◆ TASK REQUIREMENTS
Transcribe all of the records precisely as they are presented.

A run of records:
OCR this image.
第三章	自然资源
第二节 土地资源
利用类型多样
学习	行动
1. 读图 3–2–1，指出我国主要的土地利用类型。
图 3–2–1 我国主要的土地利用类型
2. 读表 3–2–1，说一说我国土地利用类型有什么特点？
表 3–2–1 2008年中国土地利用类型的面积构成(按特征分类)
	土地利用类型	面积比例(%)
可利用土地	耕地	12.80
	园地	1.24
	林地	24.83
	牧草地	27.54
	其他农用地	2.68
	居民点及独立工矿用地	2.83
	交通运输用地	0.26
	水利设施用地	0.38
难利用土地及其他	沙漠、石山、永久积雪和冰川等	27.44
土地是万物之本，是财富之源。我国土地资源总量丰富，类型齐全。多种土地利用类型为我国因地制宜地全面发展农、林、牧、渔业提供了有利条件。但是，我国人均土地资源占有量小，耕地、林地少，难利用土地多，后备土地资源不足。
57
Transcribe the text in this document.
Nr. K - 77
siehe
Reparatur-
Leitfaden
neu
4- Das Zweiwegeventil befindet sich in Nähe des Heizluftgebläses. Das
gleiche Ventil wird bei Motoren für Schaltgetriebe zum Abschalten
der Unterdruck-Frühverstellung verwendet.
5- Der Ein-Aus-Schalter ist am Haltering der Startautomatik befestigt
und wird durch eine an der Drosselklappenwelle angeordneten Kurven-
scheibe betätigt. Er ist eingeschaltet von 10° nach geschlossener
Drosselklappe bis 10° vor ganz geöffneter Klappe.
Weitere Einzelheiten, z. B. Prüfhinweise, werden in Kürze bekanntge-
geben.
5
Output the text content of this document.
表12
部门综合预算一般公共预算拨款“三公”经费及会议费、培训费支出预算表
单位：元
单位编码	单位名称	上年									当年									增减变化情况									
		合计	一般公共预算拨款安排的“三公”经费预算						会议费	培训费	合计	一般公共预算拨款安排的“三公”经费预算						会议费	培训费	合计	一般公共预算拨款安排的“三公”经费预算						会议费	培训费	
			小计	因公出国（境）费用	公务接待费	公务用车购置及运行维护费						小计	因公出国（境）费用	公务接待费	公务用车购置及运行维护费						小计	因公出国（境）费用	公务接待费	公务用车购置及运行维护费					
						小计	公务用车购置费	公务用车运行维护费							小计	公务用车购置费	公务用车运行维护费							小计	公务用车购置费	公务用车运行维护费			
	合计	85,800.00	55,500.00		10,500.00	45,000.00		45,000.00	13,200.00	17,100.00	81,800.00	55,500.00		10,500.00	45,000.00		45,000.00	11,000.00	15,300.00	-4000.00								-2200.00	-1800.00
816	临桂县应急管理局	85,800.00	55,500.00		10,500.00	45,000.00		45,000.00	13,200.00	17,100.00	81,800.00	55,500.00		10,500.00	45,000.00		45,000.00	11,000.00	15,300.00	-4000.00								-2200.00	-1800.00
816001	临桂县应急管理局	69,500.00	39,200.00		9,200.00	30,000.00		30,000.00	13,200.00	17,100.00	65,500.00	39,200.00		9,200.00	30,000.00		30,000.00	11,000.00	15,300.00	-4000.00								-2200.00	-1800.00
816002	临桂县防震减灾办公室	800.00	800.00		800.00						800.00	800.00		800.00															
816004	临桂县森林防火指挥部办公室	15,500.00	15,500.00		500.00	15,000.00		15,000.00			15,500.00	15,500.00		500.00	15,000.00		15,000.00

◆ COMPLETE RESPONSE
OCR this image.
第三章	自然资源
第二节 土地资源
利用类型多样
学习	行动
1. 读图 3–2–1，指出我国主要的土地利用类型。
图 3–2–1 我国主要的土地利用类型
2. 读表 3–2–1，说一说我国土地利用类型有什么特点？
表 3–2–1 2008年中国土地利用类型的面积构成(按特征分类)
	土地利用类型	面积比例(%)
可利用土地	耕地	12.80
	园地	1.24
	林地	24.83
	牧草地	27.54
	其他农用地	2.68
	居民点及独立工矿用地	2.83
	交通运输用地	0.26
	水利设施用地	0.38
难利用土地及其他	沙漠、石山、永久积雪和冰川等	27.44
土地是万物之本，是财富之源。我国土地资源总量丰富，类型齐全。多种土地利用类型为我国因地制宜地全面发展农、林、牧、渔业提供了有利条件。但是，我国人均土地资源占有量小，耕地、林地少，难利用土地多，后备土地资源不足。
57
Transcribe the text in this document.
Nr. K - 77
siehe
Reparatur-
Leitfaden
neu
4- Das Zweiwegeventil befindet sich in Nähe des Heizluftgebläses. Das
gleiche Ventil wird bei Motoren für Schaltgetriebe zum Abschalten
der Unterdruck-Frühverstellung verwendet.
5- Der Ein-Aus-Schalter ist am Haltering der Startautomatik befestigt
und wird durch eine an der Drosselklappenwelle angeordneten Kurven-
scheibe betätigt. Er ist eingeschaltet von 10° nach geschlossener
Drosselklappe bis 10° vor ganz geöffneter Klappe.
Weitere Einzelheiten, z. B. Prüfhinweise, werden in Kürze bekanntge-
geben.
5
Output the text content of this document.
表12
部门综合预算一般公共预算拨款“三公”经费及会议费、培训费支出预算表
单位：元
单位编码	单位名称	上年									当年									增减变化情况									
		合计	一般公共预算拨款安排的“三公”经费预算						会议费	培训费	合计	一般公共预算拨款安排的“三公”经费预算						会议费	培训费	合计	一般公共预算拨款安排的“三公”经费预算						会议费	培训费	
			小计	因公出国（境）费用	公务接待费	公务用车购置及运行维护费						小计	因公出国（境）费用	公务接待费	公务用车购置及运行维护费						小计	因公出国（境）费用	公务接待费	公务用车购置及运行维护费					
						小计	公务用车购置费	公务用车运行维护费							小计	公务用车购置费	公务用车运行维护费							小计	公务用车购置费	公务用车运行维护费			
	合计	85,800.00	55,500.00		10,500.00	45,000.00		45,000.00	13,200.00	17,100.00	81,800.00	55,500.00		10,500.00	45,000.00		45,000.00	11,000.00	15,300.00	-4000.00								-2200.00	-1800.00
816	临桂县应急管理局	85,800.00	55,500.00		10,500.00	45,000.00		45,000.00	13,200.00	17,100.00	81,800.00	55,500.00		10,500.00	45,000.00		45,000.00	11,000.00	15,300.00	-4000.00								-2200.00	-1800.00
816001	临桂县应急管理局	69,500.00	39,200.00		9,200.00	30,000.00		30,000.00	13,200.00	17,100.00	65,500.00	39,200.00		9,200.00	30,000.00		30,000.00	11,000.00	15,300.00	-4000.00								-2200.00	-1800.00
816002	临桂县防震减灾办公室	800.00	800.00		800.00						800.00	800.00		800.00															
816004	临桂县森林防火指挥部办公室	15,500.00	15,500.00		500.00	15,000.00		15,000.00			15,500.00	15,500.00		500.00	15,000.00		15,000.00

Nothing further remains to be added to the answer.